**What needs to be done:** Duplicate word for word the passage of the home health nursing discussion below, starting at "So, what ends" and ending at "make these changes!".
== Document segment
Again, these reports and Case Conference are strictly for budgetary purposes. This is what bugs me. Plus, since I am a prn nurse, I get thrown all of the 'bones' no one else wants. I have a standing wound care at 1230 every Mon, Wed and Fri. I make that my first case that day and work my way back home, cause if I didn't, I'd have to hang out on the street waiting to see patients. Now, tell me, how am I to be in the office after 1pm every Mon, Wed and Fri to give report - those are the days paperwork must be turned in. I think I might try to get a job as a phlebotomist!
Unfortunately, in the current practice environment, the financial aspect of home health care has to be a concern for everyone in order to stay open and continue to deliver services. It is unfortunate that the conferences are being used only for that purpose though. I usually see them being used for both- financial and quality of care concerns. What doesn't make sense is why they are requiring you to come into the office to give the report. This could easily be done over the phone, if you have already turned the paperwork into the office. Why don't you ask your manager about it? If they are only concerned about the financial aspect, they are losing money by taking you out of the field and paying mileage to the office.
Received an email with next week's schedule telling RN's that report should be called from the patient's driveway. How many of you field RN's are so fast and efficient that you can you can do your assessment, review all meds, take history, do teaching, wound care etc, complete your Oasis, Braden before you leave the patient's driveway? Please tell me I'm not crazy. The new manager who sent this email out NEVER turned paperwork in on time.
I've always called report either from the patient's home or on my way to the next visit. The paperwork doesn't have to be completed to generate an OASIS report. Although I'm in management now, when I do field visits, I still call report immediately afterwards and do have that information for the report. I'm not sure what the problem is. In that list of things, I hope you've done them all (with the exception of completing the OASIS) before you leave the patient's home. You can't do an assessment, review meds, take history, and perform wound care after you leave.
mommy1975
23 Posts
It' so interesting to me to be able to read this thread. We have struggled for so long with field staff not calling in report. My DON doesn't force the issue, so for MONTHS, I have had to read clinical summaries to even find out the recommended frequency because I can't get report any other way. There is a TON of missed information in the referral that the field staff isn't getting-missed meds, no attention paid to immunizations, incorrect hospitalization dates, etc, etc.
I think most of the problem is that they are FFS and feel too rushed to do things correctly/thoroughly. I actually had a field RN write in her clniical note last week that there was no PMH in the referral, but there was 15 pages of it!! When we get a referral with precious little information, I immediately fax the doc for an H&P and med list, hoping to get it back before my field RN goes out, so she can do a more thorough job. . . . .
So, what ends up happening is we return the files to them for correction, which I know aggravates them, too, because they never had enough training at the outset. This is a really tough job to learn, moreso than most nurses working in a hospital understand. I know I didn't have any idea it was this hard before I started.
The field RN HAS to call report to up to 5 people because he/she directly saw the patient. The Case Manager can't give report to OT or PT on a patient they've never seen. Field staff should be properly reimbursed for their time. I look forward to opportunities to make these changes!
====
== Data records
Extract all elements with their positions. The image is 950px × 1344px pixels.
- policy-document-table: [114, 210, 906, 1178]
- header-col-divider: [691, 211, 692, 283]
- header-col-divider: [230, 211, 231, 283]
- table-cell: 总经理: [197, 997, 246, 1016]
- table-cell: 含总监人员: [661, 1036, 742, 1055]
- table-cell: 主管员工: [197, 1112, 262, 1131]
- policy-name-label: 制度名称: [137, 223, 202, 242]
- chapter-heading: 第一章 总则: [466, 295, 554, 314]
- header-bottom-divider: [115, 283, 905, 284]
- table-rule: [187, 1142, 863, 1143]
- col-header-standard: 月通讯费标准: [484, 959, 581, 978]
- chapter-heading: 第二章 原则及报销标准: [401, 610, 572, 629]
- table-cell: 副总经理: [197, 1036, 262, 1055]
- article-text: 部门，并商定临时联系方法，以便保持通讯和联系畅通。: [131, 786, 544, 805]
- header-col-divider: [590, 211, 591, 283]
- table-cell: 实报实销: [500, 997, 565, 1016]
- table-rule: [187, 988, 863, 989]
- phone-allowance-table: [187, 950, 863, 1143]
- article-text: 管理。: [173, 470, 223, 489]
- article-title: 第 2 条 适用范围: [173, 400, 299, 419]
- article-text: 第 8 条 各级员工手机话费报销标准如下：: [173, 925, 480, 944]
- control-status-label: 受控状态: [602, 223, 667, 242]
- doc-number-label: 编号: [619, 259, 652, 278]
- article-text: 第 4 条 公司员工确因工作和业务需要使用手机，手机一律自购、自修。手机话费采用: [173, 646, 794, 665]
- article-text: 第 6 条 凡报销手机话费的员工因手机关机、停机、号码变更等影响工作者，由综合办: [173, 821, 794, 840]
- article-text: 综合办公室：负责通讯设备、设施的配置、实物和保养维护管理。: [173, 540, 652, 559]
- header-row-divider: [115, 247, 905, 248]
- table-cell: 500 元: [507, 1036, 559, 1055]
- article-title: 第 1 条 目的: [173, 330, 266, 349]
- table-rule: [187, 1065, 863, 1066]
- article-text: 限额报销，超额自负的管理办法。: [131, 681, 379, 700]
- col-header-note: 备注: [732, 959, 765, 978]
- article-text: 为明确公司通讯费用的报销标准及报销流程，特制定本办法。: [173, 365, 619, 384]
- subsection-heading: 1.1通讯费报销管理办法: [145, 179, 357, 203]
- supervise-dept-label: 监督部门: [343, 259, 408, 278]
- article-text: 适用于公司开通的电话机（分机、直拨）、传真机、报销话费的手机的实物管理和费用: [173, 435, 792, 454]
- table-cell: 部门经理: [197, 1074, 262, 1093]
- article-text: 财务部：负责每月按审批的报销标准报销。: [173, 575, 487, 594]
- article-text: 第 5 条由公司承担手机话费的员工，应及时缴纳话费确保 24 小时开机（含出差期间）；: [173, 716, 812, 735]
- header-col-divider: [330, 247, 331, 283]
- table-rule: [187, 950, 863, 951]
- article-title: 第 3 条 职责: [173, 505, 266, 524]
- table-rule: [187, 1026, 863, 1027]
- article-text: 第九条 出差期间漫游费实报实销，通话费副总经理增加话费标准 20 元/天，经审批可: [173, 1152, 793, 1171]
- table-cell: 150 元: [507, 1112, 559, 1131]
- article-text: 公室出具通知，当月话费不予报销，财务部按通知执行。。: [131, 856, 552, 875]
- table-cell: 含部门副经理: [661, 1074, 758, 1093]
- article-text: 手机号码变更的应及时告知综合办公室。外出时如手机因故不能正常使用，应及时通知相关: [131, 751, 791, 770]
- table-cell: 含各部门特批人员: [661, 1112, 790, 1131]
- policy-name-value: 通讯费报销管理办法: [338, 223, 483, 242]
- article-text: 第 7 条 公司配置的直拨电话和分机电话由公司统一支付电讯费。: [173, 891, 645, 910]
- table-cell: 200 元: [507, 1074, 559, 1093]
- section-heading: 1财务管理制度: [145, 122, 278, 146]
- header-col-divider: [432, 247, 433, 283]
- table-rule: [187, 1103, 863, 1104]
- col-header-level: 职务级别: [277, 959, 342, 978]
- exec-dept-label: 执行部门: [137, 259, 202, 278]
====
**Expected answer:**
So, what ends up happening is we return the files to them for correction, which I know aggravates them, too, because they never had enough training at the outset. This is a really tough job to learn, moreso than most nurses working in a hospital understand. I know I didn't have any idea it was this hard before I started.
The field RN HAS to call report to up to 5 people because he/she directly saw the patient. The Case Manager can't give report to OT or PT on a patient they've never seen. Field staff should be properly reimbursed for their time. I look forward to opportunities to make these changes!